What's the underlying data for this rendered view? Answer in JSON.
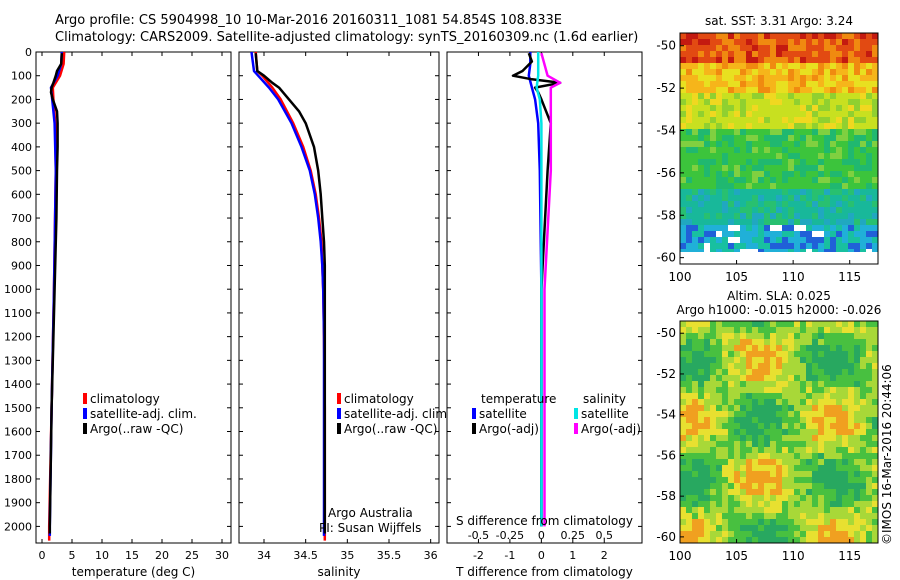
{
  "header": {
    "line1": "Argo profile: CS 5904998_10 10-Mar-2016 20160311_1081 54.854S 108.833E",
    "line2": "Climatology: CARS2009. Satellite-adjusted climatology: synTS_20160309.nc (1.6d earlier)"
  },
  "depth_ticks": [
    0,
    100,
    200,
    300,
    400,
    500,
    600,
    700,
    800,
    900,
    1000,
    1100,
    1200,
    1300,
    1400,
    1500,
    1600,
    1700,
    1800,
    1900,
    2000
  ],
  "chart_data": [
    {
      "type": "line",
      "id": "temperature",
      "xlabel": "temperature (deg C)",
      "xlim": [
        -1,
        31.5
      ],
      "ylim": [
        0,
        2070
      ],
      "y_reversed": true,
      "xticks": [
        0,
        5,
        10,
        15,
        20,
        25,
        30
      ],
      "xtick_labels": [
        "0",
        "5",
        "10",
        "15",
        "20",
        "25",
        "30"
      ],
      "legend": {
        "placement": "lower-center",
        "entries": [
          "climatology",
          "satellite-adj. clim.",
          "Argo(..raw -QC)"
        ]
      },
      "series": [
        {
          "name": "climatology",
          "color": "#ff0000",
          "depth": [
            0,
            50,
            100,
            150,
            200,
            300,
            500,
            1000,
            1500,
            2000,
            2060
          ],
          "values": [
            3.7,
            3.6,
            3.0,
            1.8,
            1.9,
            2.2,
            2.3,
            2.0,
            1.6,
            1.2,
            1.2
          ]
        },
        {
          "name": "satellite-adj. clim.",
          "color": "#0000ff",
          "depth": [
            0,
            50,
            100,
            150,
            200,
            300,
            500,
            1000,
            1500,
            2000,
            2040
          ],
          "values": [
            3.3,
            3.2,
            2.6,
            1.5,
            1.7,
            2.1,
            2.3,
            2.0,
            1.6,
            1.3,
            1.3
          ]
        },
        {
          "name": "Argo(..raw -QC)",
          "color": "#000000",
          "depth": [
            5,
            50,
            80,
            100,
            130,
            150,
            170,
            200,
            250,
            300,
            400,
            500,
            700,
            1000,
            1500,
            2000,
            2030
          ],
          "values": [
            3.3,
            3.2,
            2.5,
            2.3,
            1.9,
            1.6,
            1.5,
            1.8,
            2.5,
            2.6,
            2.6,
            2.5,
            2.4,
            2.1,
            1.6,
            1.3,
            1.3
          ]
        }
      ]
    },
    {
      "type": "line",
      "id": "salinity",
      "xlabel": "salinity",
      "xlim": [
        33.7,
        36.1
      ],
      "ylim": [
        0,
        2070
      ],
      "y_reversed": true,
      "xticks": [
        34,
        34.5,
        35,
        35.5,
        36
      ],
      "xtick_labels": [
        "34",
        "34.5",
        "35",
        "35.5",
        "36"
      ],
      "legend": {
        "placement": "lower-center",
        "entries": [
          "climatology",
          "satellite-adj. clim.",
          "Argo(..raw -QC)"
        ]
      },
      "annotation": [
        "Argo Australia",
        "PI: Susan Wijffels"
      ],
      "series": [
        {
          "name": "climatology",
          "color": "#ff0000",
          "depth": [
            0,
            80,
            100,
            150,
            200,
            300,
            400,
            500,
            600,
            700,
            800,
            900,
            1000,
            1200,
            1500,
            2000,
            2060
          ],
          "values": [
            33.9,
            33.92,
            33.98,
            34.1,
            34.2,
            34.35,
            34.47,
            34.56,
            34.62,
            34.66,
            34.69,
            34.7,
            34.71,
            34.72,
            34.73,
            34.73,
            34.73
          ]
        },
        {
          "name": "satellite-adj. clim.",
          "color": "#0000ff",
          "depth": [
            0,
            80,
            100,
            150,
            200,
            300,
            400,
            500,
            600,
            700,
            800,
            900,
            1000,
            1200,
            1500,
            2000,
            2040
          ],
          "values": [
            33.85,
            33.88,
            33.93,
            34.06,
            34.17,
            34.33,
            34.45,
            34.55,
            34.61,
            34.65,
            34.68,
            34.7,
            34.71,
            34.72,
            34.72,
            34.72,
            34.72
          ]
        },
        {
          "name": "Argo(..raw -QC)",
          "color": "#000000",
          "depth": [
            5,
            80,
            100,
            130,
            150,
            200,
            250,
            300,
            400,
            500,
            600,
            700,
            800,
            900,
            1000,
            1200,
            1500,
            2000,
            2030
          ],
          "values": [
            33.9,
            33.92,
            34.0,
            34.1,
            34.18,
            34.3,
            34.42,
            34.5,
            34.6,
            34.65,
            34.68,
            34.7,
            34.72,
            34.73,
            34.73,
            34.73,
            34.73,
            34.73,
            34.73
          ]
        }
      ]
    },
    {
      "type": "line",
      "id": "difference",
      "xlabel": "T difference from climatology",
      "xlabel_top": "S difference from climatology",
      "xlim": [
        -3,
        3.2
      ],
      "ylim": [
        0,
        2070
      ],
      "y_reversed": true,
      "xticks": [
        -2,
        -1,
        0,
        1,
        2
      ],
      "xtick_labels": [
        "-2",
        "-1",
        "0",
        "1",
        "2"
      ],
      "s_ticks": [
        -0.5,
        -0.25,
        0,
        0.25,
        0.5
      ],
      "s_tick_labels": [
        "-0.5",
        "-0.25",
        "0",
        "0.25",
        "0.5"
      ],
      "legend": {
        "placement": "lower",
        "group_titles": [
          "temperature",
          "salinity"
        ],
        "entries": [
          "satellite",
          "Argo(-adj)",
          "satellite",
          "Argo(-adj)"
        ]
      },
      "series": [
        {
          "name": "temperature satellite",
          "color": "#0000ff",
          "depth": [
            0,
            50,
            100,
            150,
            200,
            300,
            500,
            1000,
            1500,
            2000
          ],
          "values": [
            -0.35,
            -0.35,
            -0.4,
            -0.3,
            -0.2,
            -0.1,
            -0.05,
            0,
            0,
            0
          ]
        },
        {
          "name": "temperature Argo(-adj)",
          "color": "#000000",
          "depth": [
            5,
            40,
            80,
            100,
            115,
            130,
            150,
            170,
            200,
            300,
            500,
            1000,
            1500,
            2000
          ],
          "values": [
            -0.4,
            -0.3,
            -0.6,
            -0.9,
            -0.3,
            0.6,
            -0.2,
            -0.1,
            0.0,
            0.3,
            0.2,
            0.0,
            0.0,
            0.0
          ]
        },
        {
          "name": "salinity satellite",
          "color": "#00e5e5",
          "depth": [
            0,
            100,
            150,
            200,
            300,
            500,
            1000,
            1500,
            2000
          ],
          "values": [
            -0.1,
            -0.1,
            -0.15,
            -0.05,
            0,
            0,
            0,
            0,
            0
          ]
        },
        {
          "name": "salinity Argo(-adj)",
          "color": "#ff00ff",
          "depth": [
            5,
            100,
            130,
            150,
            200,
            300,
            500,
            1000,
            1500,
            2000
          ],
          "values": [
            0.0,
            0.2,
            0.6,
            0.3,
            0.3,
            0.3,
            0.3,
            0.1,
            0.1,
            0.1
          ]
        }
      ]
    },
    {
      "type": "heatmap",
      "id": "sst_map",
      "title": "sat. SST: 3.31 Argo: 3.24",
      "xlim": [
        100,
        117.5
      ],
      "ylim": [
        -60.3,
        -49.4
      ],
      "xticks": [
        100,
        105,
        110,
        115
      ],
      "xtick_labels": [
        "100",
        "105",
        "110",
        "115"
      ],
      "yticks": [
        -50,
        -52,
        -54,
        -56,
        -58,
        -60
      ],
      "ytick_labels": [
        "-50",
        "-52",
        "-54",
        "-56",
        "-58",
        "-60"
      ]
    },
    {
      "type": "heatmap",
      "id": "sla_map",
      "title": "Altim. SLA: 0.025",
      "subtitle": "Argo h1000: -0.015 h2000: -0.026",
      "xlim": [
        100,
        117.5
      ],
      "ylim": [
        -60.3,
        -49.4
      ],
      "xticks": [
        100,
        105,
        110,
        115
      ],
      "xtick_labels": [
        "100",
        "105",
        "110",
        "115"
      ],
      "yticks": [
        -50,
        -52,
        -54,
        -56,
        -58,
        -60
      ],
      "ytick_labels": [
        "-50",
        "-52",
        "-54",
        "-56",
        "-58",
        "-60"
      ],
      "side_text": "©IMOS 16-Mar-2016 20:44:06"
    }
  ]
}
★ ★ ★
» **Problem description**:
Select every line in the records above that contains the word "difference".

» **Correct result**:
      "id": "difference",
      "xlabel": "T difference from climatology",
      "xlabel_top": "S difference from climatology",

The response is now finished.